> [Set task]
Answer with nothing except the number of lines that contain the word "this".

Recorded data
▶
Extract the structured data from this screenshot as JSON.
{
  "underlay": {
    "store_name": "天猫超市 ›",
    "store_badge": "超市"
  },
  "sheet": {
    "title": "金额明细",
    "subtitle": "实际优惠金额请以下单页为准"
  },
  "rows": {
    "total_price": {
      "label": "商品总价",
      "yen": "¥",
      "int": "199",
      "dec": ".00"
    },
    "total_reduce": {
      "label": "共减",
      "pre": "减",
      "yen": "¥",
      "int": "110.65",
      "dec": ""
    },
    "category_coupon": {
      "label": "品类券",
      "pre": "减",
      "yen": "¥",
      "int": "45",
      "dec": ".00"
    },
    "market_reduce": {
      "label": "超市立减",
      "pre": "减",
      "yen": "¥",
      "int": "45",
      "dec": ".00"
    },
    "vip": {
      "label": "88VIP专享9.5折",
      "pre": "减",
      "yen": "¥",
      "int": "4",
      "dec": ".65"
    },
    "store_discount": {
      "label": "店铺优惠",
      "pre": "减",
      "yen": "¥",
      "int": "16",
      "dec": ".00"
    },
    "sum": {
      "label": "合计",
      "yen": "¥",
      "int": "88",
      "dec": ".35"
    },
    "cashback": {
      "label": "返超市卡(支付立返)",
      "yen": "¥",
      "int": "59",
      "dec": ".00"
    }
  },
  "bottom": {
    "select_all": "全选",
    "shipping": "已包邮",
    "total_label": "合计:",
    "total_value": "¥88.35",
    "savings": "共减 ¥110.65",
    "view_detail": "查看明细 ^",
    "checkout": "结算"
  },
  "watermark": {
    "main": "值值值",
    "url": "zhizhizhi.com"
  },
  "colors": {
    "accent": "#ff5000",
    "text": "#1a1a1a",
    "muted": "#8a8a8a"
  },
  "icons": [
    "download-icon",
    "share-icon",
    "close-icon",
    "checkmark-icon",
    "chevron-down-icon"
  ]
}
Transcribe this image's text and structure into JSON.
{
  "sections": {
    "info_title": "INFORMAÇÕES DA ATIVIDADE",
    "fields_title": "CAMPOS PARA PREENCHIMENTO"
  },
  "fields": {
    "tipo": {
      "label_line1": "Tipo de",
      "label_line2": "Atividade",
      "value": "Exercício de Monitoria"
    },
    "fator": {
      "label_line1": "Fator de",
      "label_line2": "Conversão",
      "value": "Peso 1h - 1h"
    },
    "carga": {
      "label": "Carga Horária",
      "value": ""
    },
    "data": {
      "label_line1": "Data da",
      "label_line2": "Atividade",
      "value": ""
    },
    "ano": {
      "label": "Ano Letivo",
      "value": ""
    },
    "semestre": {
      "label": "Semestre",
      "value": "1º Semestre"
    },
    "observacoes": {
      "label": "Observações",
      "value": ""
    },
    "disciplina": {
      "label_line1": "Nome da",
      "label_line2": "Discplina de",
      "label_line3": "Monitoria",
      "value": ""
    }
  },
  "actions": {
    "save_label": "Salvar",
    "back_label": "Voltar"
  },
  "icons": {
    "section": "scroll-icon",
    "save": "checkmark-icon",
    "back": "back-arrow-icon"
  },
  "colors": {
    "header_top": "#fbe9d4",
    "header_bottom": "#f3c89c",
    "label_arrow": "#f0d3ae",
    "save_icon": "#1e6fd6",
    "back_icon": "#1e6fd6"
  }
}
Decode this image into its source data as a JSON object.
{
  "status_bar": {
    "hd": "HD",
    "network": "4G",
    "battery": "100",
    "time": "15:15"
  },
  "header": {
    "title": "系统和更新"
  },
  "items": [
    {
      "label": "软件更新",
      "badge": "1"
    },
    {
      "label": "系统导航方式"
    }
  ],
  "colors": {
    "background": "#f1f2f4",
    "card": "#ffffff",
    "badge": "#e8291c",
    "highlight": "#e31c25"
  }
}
◀
> [Written response]
3